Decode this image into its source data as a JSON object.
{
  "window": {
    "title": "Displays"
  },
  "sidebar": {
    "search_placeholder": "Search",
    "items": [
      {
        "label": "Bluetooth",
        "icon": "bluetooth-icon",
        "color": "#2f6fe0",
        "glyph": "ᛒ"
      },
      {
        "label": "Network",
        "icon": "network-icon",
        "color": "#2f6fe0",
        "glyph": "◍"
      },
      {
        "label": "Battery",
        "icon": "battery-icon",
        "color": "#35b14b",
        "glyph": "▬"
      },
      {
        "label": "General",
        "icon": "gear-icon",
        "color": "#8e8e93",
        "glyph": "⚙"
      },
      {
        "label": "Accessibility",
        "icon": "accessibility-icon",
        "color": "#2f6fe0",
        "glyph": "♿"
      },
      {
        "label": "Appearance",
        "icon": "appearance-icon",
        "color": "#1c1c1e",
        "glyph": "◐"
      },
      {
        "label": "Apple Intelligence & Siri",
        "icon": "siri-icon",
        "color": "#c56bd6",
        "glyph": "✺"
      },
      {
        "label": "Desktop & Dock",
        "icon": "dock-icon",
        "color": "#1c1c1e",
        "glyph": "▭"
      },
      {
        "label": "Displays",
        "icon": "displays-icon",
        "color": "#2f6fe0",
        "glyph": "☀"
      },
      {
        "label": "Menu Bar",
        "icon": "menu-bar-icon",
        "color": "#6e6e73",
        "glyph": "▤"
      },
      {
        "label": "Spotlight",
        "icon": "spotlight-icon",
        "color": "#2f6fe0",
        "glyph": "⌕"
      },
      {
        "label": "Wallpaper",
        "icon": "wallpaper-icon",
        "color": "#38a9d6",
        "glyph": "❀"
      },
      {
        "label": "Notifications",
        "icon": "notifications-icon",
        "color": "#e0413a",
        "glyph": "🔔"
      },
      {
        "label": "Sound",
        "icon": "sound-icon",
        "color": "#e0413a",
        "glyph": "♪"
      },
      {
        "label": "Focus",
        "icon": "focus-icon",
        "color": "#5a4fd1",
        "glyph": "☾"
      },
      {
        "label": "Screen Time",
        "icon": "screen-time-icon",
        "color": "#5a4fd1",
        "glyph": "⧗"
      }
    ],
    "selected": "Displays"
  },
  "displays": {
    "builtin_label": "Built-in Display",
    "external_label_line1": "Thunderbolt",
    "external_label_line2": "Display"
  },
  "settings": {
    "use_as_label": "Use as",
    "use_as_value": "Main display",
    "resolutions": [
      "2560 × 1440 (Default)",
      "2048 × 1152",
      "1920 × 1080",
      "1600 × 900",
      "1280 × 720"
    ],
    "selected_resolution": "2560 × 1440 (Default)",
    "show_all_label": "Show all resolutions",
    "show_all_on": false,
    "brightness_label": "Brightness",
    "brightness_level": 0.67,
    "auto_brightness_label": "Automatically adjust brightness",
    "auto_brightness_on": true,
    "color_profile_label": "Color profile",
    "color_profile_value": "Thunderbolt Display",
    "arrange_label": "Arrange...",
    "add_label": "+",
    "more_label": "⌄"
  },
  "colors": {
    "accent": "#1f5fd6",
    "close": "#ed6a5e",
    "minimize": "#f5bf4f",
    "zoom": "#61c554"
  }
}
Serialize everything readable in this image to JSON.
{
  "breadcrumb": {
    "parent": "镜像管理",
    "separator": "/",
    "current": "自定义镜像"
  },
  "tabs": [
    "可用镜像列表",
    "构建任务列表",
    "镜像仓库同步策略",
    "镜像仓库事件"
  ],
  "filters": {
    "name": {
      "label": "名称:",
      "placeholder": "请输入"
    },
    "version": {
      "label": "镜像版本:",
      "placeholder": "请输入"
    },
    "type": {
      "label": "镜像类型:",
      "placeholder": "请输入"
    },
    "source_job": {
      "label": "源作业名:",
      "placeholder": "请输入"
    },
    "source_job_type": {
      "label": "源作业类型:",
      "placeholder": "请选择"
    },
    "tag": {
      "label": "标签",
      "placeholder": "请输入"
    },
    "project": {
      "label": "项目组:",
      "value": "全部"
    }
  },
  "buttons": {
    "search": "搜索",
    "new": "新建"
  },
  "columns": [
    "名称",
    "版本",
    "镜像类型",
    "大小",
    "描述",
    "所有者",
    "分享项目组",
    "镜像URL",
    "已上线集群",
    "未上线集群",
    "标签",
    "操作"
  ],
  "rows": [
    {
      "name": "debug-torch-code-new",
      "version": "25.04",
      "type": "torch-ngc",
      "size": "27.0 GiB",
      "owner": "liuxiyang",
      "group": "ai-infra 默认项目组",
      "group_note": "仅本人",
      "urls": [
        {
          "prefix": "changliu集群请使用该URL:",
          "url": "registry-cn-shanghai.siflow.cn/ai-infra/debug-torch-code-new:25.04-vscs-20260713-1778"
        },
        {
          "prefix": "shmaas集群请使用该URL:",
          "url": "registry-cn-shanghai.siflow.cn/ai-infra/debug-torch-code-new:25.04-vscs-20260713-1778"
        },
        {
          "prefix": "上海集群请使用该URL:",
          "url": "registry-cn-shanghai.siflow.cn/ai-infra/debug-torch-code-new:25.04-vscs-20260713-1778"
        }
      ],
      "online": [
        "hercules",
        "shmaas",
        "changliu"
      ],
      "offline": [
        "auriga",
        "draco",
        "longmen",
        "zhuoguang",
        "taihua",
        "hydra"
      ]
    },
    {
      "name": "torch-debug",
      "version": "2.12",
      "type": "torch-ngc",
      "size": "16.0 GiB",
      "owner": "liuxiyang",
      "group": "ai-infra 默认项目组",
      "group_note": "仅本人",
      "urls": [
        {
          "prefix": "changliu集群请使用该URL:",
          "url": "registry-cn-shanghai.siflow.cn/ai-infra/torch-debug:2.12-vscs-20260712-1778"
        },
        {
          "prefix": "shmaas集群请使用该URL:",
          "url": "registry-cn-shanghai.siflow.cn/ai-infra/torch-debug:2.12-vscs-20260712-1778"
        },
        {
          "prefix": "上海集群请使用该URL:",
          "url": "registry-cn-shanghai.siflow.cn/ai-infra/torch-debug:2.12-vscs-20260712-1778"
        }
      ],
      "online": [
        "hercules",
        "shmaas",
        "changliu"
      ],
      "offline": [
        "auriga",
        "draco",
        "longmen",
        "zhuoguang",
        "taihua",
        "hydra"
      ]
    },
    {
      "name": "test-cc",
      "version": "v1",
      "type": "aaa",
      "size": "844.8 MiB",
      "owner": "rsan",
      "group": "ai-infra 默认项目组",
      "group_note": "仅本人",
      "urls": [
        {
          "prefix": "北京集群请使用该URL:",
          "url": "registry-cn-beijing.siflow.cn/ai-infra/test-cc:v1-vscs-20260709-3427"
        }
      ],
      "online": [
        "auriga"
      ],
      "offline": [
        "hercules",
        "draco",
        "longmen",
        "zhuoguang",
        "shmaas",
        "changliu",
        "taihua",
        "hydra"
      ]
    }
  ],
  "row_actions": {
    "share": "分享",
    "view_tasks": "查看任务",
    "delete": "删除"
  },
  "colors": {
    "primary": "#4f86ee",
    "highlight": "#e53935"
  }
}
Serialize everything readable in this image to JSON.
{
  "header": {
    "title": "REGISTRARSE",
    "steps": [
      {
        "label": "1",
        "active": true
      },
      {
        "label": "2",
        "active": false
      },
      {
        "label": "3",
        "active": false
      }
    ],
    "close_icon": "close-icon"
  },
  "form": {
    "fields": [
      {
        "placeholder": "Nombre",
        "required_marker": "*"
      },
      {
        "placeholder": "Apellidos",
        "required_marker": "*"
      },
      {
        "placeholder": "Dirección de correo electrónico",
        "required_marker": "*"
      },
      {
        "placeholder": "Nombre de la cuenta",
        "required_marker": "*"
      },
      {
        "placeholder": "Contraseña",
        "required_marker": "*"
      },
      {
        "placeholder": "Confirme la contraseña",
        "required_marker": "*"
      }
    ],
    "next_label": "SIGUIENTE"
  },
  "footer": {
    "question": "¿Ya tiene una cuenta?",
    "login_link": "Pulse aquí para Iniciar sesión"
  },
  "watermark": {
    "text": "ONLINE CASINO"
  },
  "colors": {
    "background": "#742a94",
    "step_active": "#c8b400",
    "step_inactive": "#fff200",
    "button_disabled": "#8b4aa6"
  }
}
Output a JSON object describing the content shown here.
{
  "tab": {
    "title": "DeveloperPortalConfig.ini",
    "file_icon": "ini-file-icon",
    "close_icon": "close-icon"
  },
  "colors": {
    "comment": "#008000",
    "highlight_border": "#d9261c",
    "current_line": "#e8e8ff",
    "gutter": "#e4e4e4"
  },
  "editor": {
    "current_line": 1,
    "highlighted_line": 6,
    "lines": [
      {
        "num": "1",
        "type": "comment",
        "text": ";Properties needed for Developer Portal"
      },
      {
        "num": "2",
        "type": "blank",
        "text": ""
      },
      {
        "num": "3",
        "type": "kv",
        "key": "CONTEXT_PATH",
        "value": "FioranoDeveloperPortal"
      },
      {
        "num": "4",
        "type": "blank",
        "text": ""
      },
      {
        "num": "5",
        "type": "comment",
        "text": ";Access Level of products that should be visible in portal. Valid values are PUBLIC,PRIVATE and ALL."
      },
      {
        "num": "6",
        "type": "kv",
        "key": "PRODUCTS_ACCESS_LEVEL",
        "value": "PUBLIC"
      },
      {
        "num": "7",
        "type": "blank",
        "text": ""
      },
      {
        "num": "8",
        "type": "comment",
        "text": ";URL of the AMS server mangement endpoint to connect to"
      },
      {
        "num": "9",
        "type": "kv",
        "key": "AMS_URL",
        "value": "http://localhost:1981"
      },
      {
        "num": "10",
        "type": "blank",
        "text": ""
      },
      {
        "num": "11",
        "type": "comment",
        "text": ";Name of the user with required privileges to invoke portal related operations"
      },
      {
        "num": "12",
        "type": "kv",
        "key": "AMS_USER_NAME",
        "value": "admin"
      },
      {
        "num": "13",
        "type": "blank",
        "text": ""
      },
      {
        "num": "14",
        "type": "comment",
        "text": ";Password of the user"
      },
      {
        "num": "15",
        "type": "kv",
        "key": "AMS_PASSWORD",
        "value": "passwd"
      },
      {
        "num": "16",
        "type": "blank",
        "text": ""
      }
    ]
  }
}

· · ·

- _Job_
Using the entries above, find all lines with "true". Copy them.

- _Expected answer_
    "auto_brightness_on": true,
        "active": true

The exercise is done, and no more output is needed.